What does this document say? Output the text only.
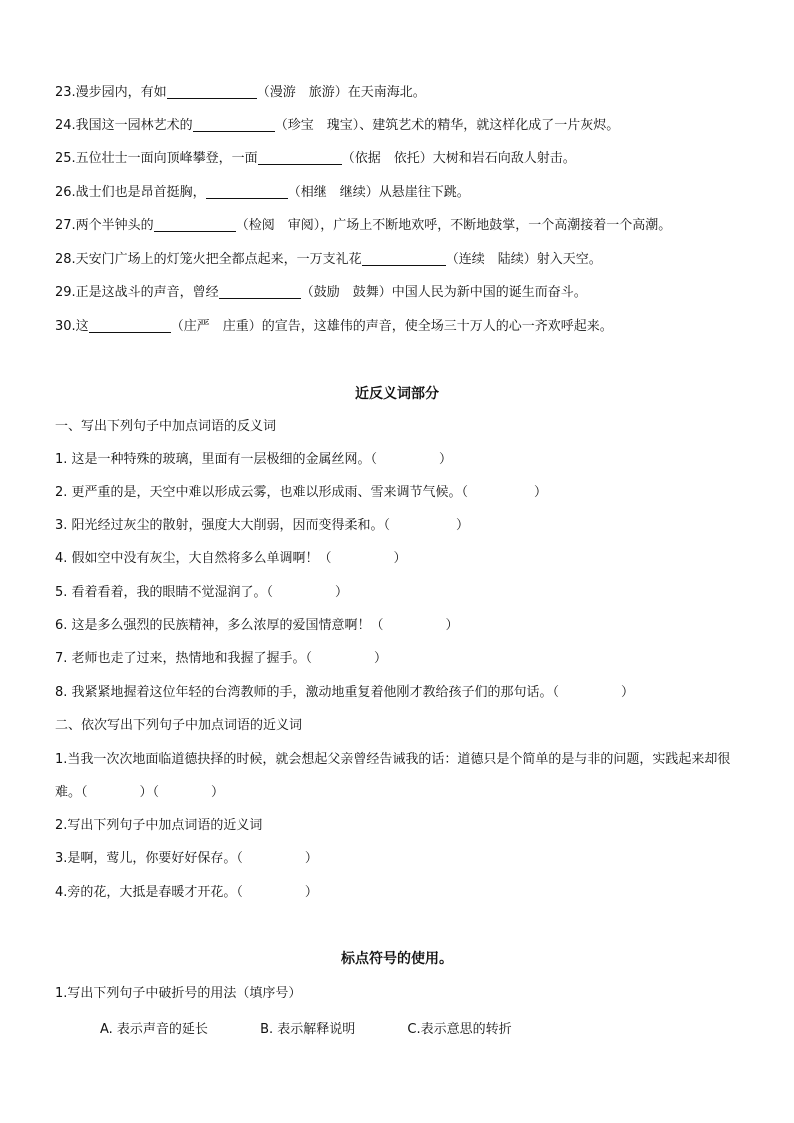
23.漫步园内，有如	（漫游　旅游）在天南海北。
24.我国这一园林艺术的	（珍宝　瑰宝）、建筑艺术的精华，就这样化成了一片灰烬。
25.五位壮士一面向顶峰攀登，一面	（依据　依托）大树和岩石向敌人射击。
26.战士们也是昂首挺胸，	（相继　继续）从悬崖往下跳。
27.两个半钟头的	（检阅　审阅），广场上不断地欢呼，不断地鼓掌，一个高潮接着一个高潮。
28.天安门广场上的灯笼火把全都点起来，一万支礼花	（连续　陆续）射入天空。
29.正是这战斗的声音，曾经	（鼓励　鼓舞）中国人民为新中国的诞生而奋斗。
30.这	（庄严　庄重）的宣告，这雄伟的声音，使全场三十万人的心一齐欢呼起来。
近反义词部分
一、写出下列句子中加点词语的反义词
1. 这是一种特殊的玻璃，里面有一层极细的金属丝网。（	）
2. 更严重的是，天空中难以形成云雾，也难以形成雨、雪来调节气候。（	）
3. 阳光经过灰尘的散射，强度大大削弱，因而变得柔和。（	）
4. 假如空中没有灰尘，大自然将多么单调啊！（	）
5. 看着看着，我的眼睛不觉湿润了。（	）
6. 这是多么强烈的民族精神，多么浓厚的爱国情意啊！（	）
7. 老师也走了过来，热情地和我握了握手。（	）
8. 我紧紧地握着这位年轻的台湾教师的手，激动地重复着他刚才教给孩子们的那句话。（	）
二、依次写出下列句子中加点词语的近义词
1.当我一次次地面临道德抉择的时候，就会想起父亲曾经告诫我的话：道德只是个简单的是与非的问题，实践起来却很难。（　　　　）（　　　　）
2.写出下列句子中加点词语的近义词
3.是啊，莺儿，你要好好保存。（	）
4.旁的花，大抵是春暖才开花。（	）
标点符号的使用。
1.写出下列句子中破折号的用法（填序号）
A. 表示声音的延长	B. 表示解释说明	C.表示意思的转折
----------------------------------------
Request: Omit the pictures and restate the rest of the records verbatim.

Final result:
What does this document say? Output the text only.
23.漫步园内，有如	（漫游　旅游）在天南海北。
24.我国这一园林艺术的	（珍宝　瑰宝）、建筑艺术的精华，就这样化成了一片灰烬。
25.五位壮士一面向顶峰攀登，一面	（依据　依托）大树和岩石向敌人射击。
26.战士们也是昂首挺胸，	（相继　继续）从悬崖往下跳。
27.两个半钟头的	（检阅　审阅），广场上不断地欢呼，不断地鼓掌，一个高潮接着一个高潮。
28.天安门广场上的灯笼火把全都点起来，一万支礼花	（连续　陆续）射入天空。
29.正是这战斗的声音，曾经	（鼓励　鼓舞）中国人民为新中国的诞生而奋斗。
30.这	（庄严　庄重）的宣告，这雄伟的声音，使全场三十万人的心一齐欢呼起来。
近反义词部分
一、写出下列句子中加点词语的反义词
1. 这是一种特殊的玻璃，里面有一层极细的金属丝网。（	）
2. 更严重的是，天空中难以形成云雾，也难以形成雨、雪来调节气候。（	）
3. 阳光经过灰尘的散射，强度大大削弱，因而变得柔和。（	）
4. 假如空中没有灰尘，大自然将多么单调啊！（	）
5. 看着看着，我的眼睛不觉湿润了。（	）
6. 这是多么强烈的民族精神，多么浓厚的爱国情意啊！（	）
7. 老师也走了过来，热情地和我握了握手。（	）
8. 我紧紧地握着这位年轻的台湾教师的手，激动地重复着他刚才教给孩子们的那句话。（	）
二、依次写出下列句子中加点词语的近义词
1.当我一次次地面临道德抉择的时候，就会想起父亲曾经告诫我的话：道德只是个简单的是与非的问题，实践起来却很难。（　　　　）（　　　　）
2.写出下列句子中加点词语的近义词
3.是啊，莺儿，你要好好保存。（	）
4.旁的花，大抵是春暖才开花。（	）
标点符号的使用。
1.写出下列句子中破折号的用法（填序号）
A. 表示声音的延长	B. 表示解释说明	C.表示意思的转折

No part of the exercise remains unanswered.